[Extracted records]

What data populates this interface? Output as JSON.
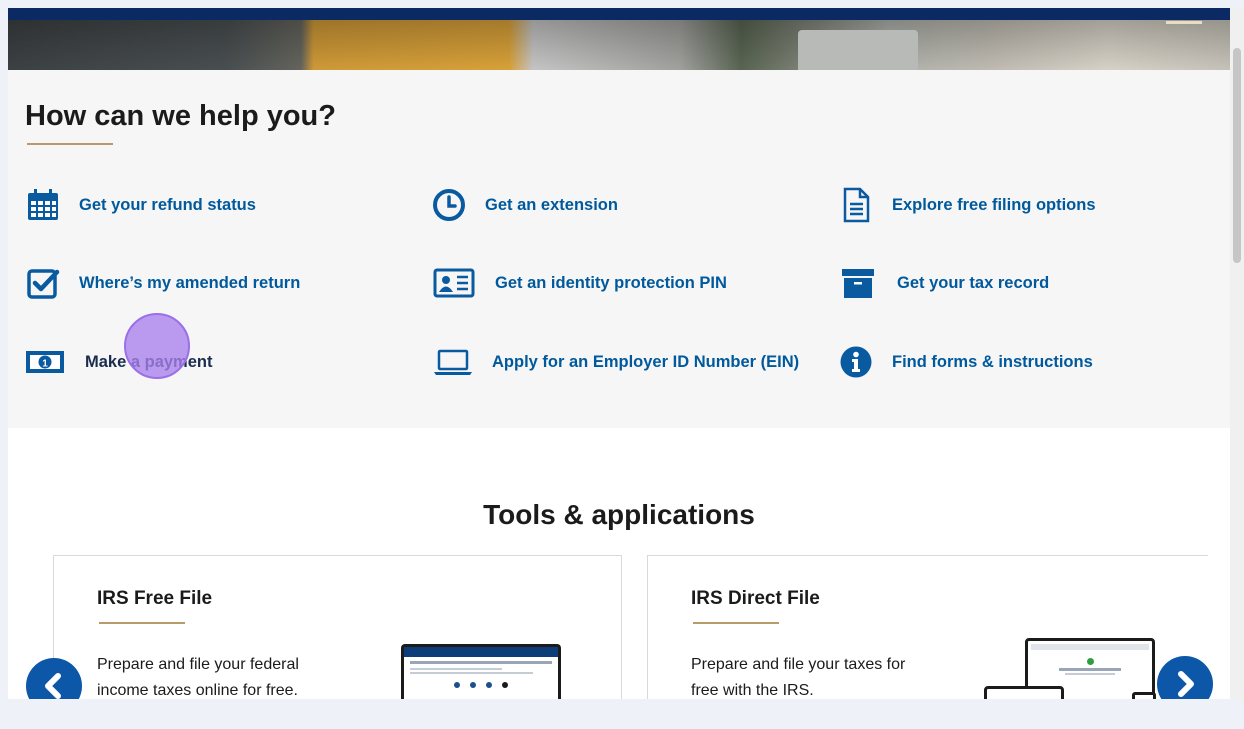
{
  "help": {
    "title": "How can we help you?",
    "links": [
      {
        "label": "Get your refund status",
        "icon": "calendar-icon"
      },
      {
        "label": "Get an extension",
        "icon": "clock-icon"
      },
      {
        "label": "Explore free filing options",
        "icon": "document-icon"
      },
      {
        "label": "Where’s my amended return",
        "icon": "checkbox-icon"
      },
      {
        "label": "Get an identity protection PIN",
        "icon": "id-card-icon"
      },
      {
        "label": "Get your tax record",
        "icon": "archive-box-icon"
      },
      {
        "label": "Make a payment",
        "icon": "money-bill-icon"
      },
      {
        "label": "Apply for an Employer ID Number (EIN)",
        "icon": "laptop-icon"
      },
      {
        "label": "Find forms & instructions",
        "icon": "info-icon"
      }
    ]
  },
  "tools": {
    "title": "Tools & applications",
    "cards": [
      {
        "title": "IRS Free File",
        "text": "Prepare and file your federal income taxes online for free."
      },
      {
        "title": "IRS Direct File",
        "text": "Prepare and file your taxes for free with the IRS."
      }
    ]
  },
  "colors": {
    "link": "#00599c",
    "accent": "#b99b6b",
    "carousel_arrow": "#0c57a8",
    "cursor_highlight": "#a880ec"
  }
}
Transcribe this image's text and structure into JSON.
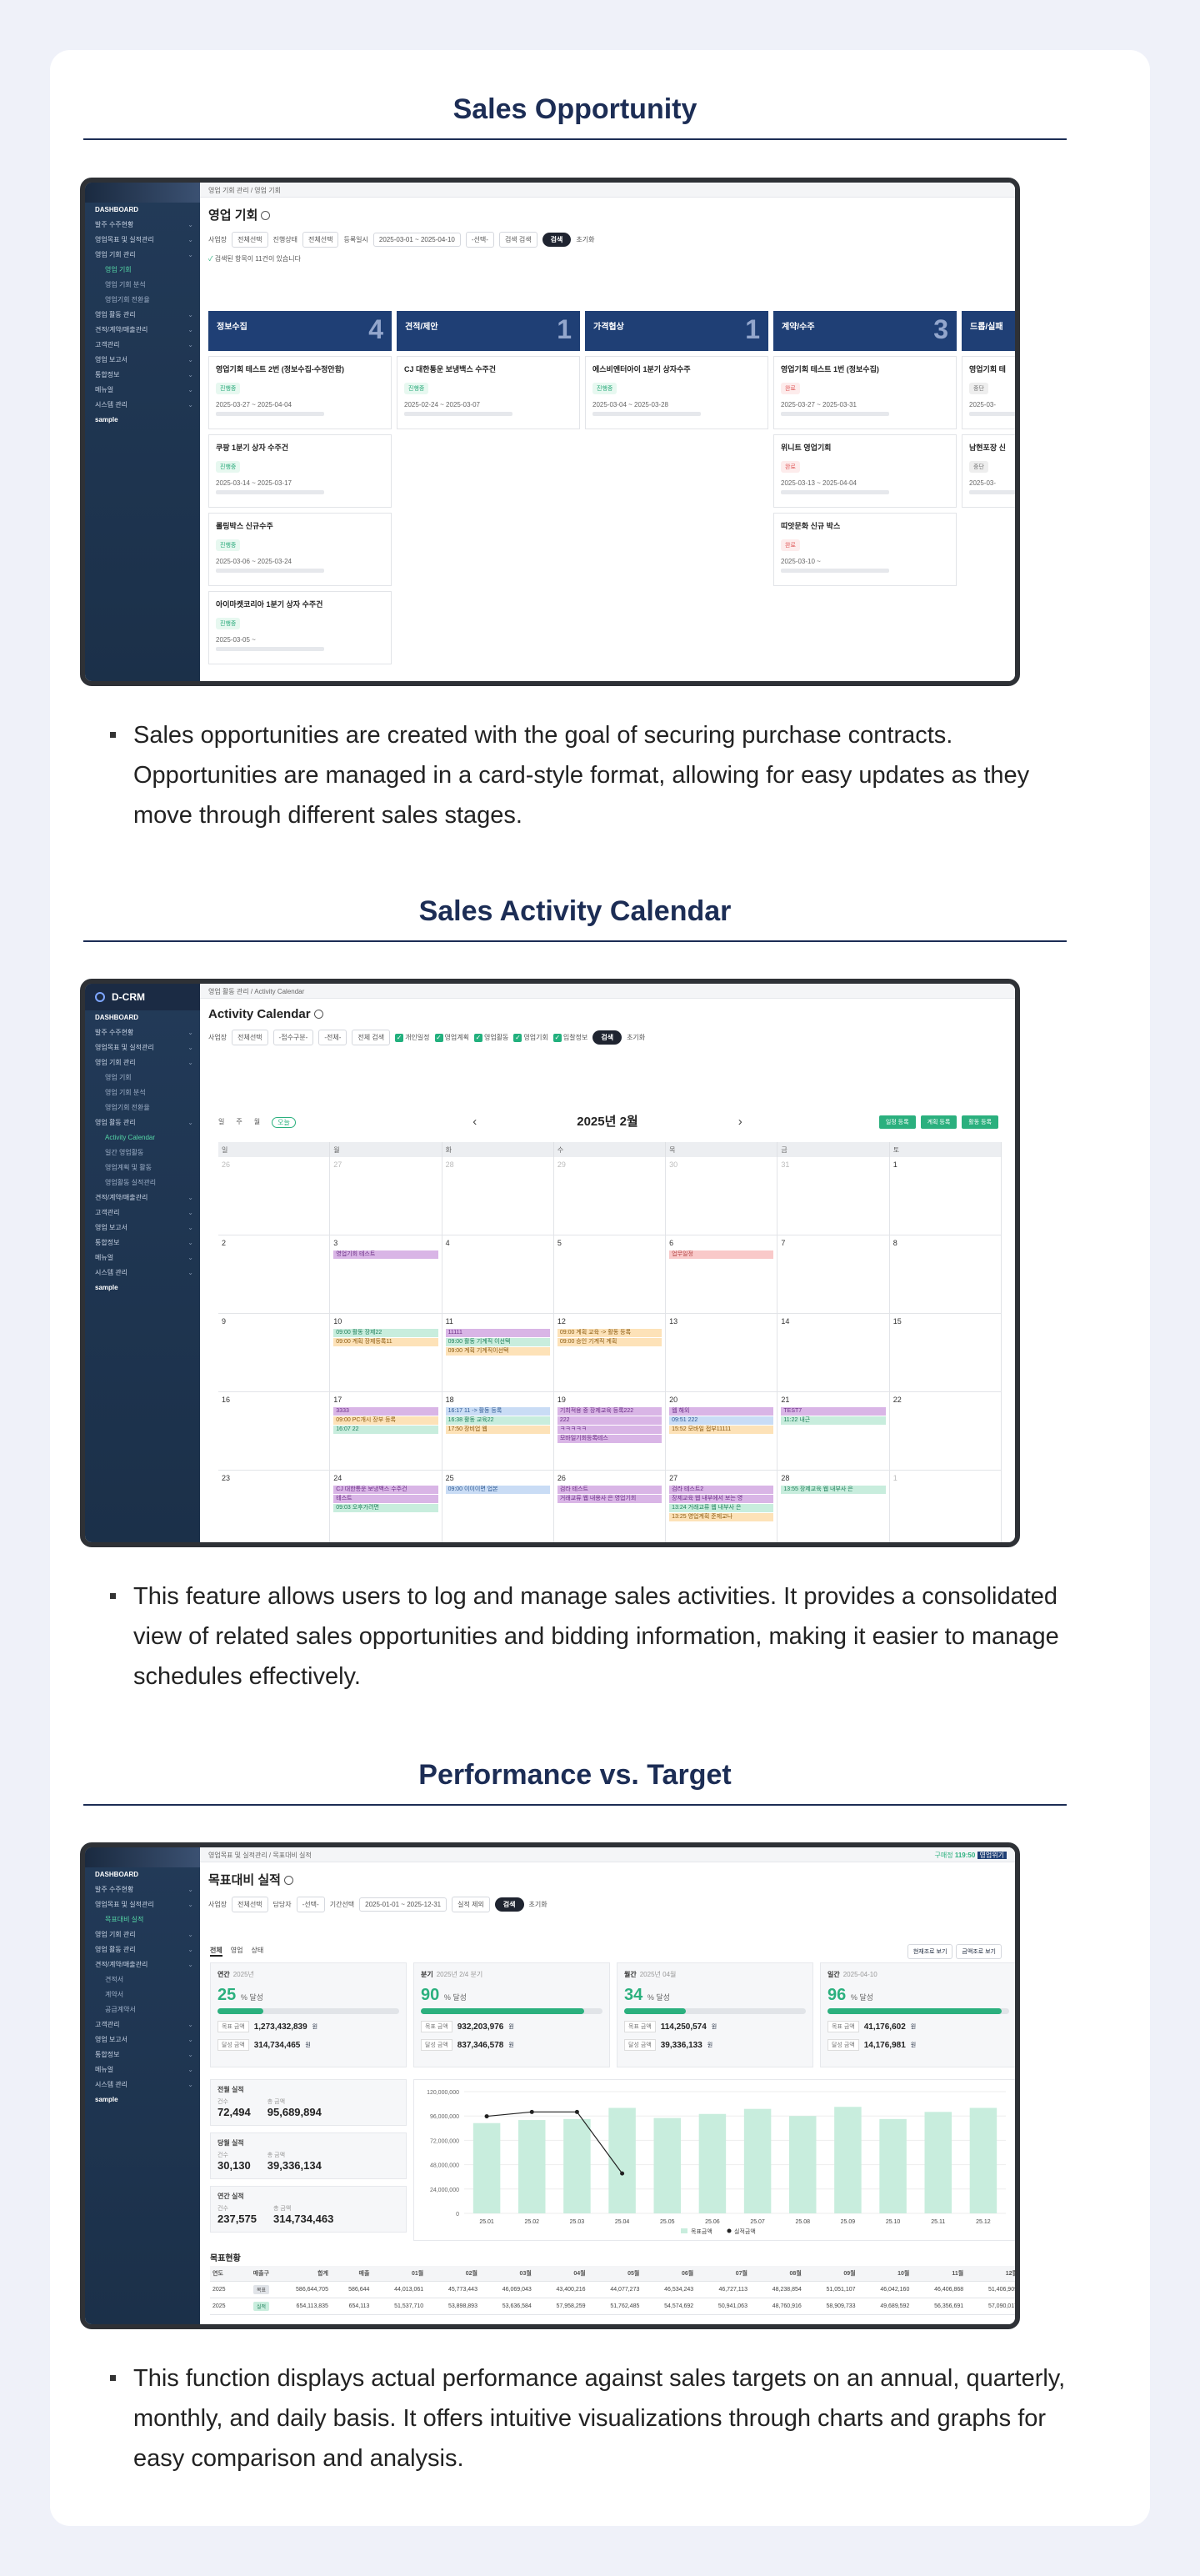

» Stated task
Except for the pictures, copy every line of the records above exactly.

» Solution
What data populates this interface? Output as JSON.
{
  "help": {
    "title": "How can we help you?",
    "links": [
      {
        "label": "Get your refund status",
        "icon": "calendar-icon"
      },
      {
        "label": "Get an extension",
        "icon": "clock-icon"
      },
      {
        "label": "Explore free filing options",
        "icon": "document-icon"
      },
      {
        "label": "Where’s my amended return",
        "icon": "checkbox-icon"
      },
      {
        "label": "Get an identity protection PIN",
        "icon": "id-card-icon"
      },
      {
        "label": "Get your tax record",
        "icon": "archive-box-icon"
      },
      {
        "label": "Make a payment",
        "icon": "money-bill-icon"
      },
      {
        "label": "Apply for an Employer ID Number (EIN)",
        "icon": "laptop-icon"
      },
      {
        "label": "Find forms & instructions",
        "icon": "info-icon"
      }
    ]
  },
  "tools": {
    "title": "Tools & applications",
    "cards": [
      {
        "title": "IRS Free File",
        "text": "Prepare and file your federal income taxes online for free."
      },
      {
        "title": "IRS Direct File",
        "text": "Prepare and file your taxes for free with the IRS."
      }
    ]
  },
  "colors": {
    "link": "#00599c",
    "accent": "#b99b6b",
    "carousel_arrow": "#0c57a8",
    "cursor_highlight": "#a880ec"
  }
}
Transcribe this image's text and structure into JSON.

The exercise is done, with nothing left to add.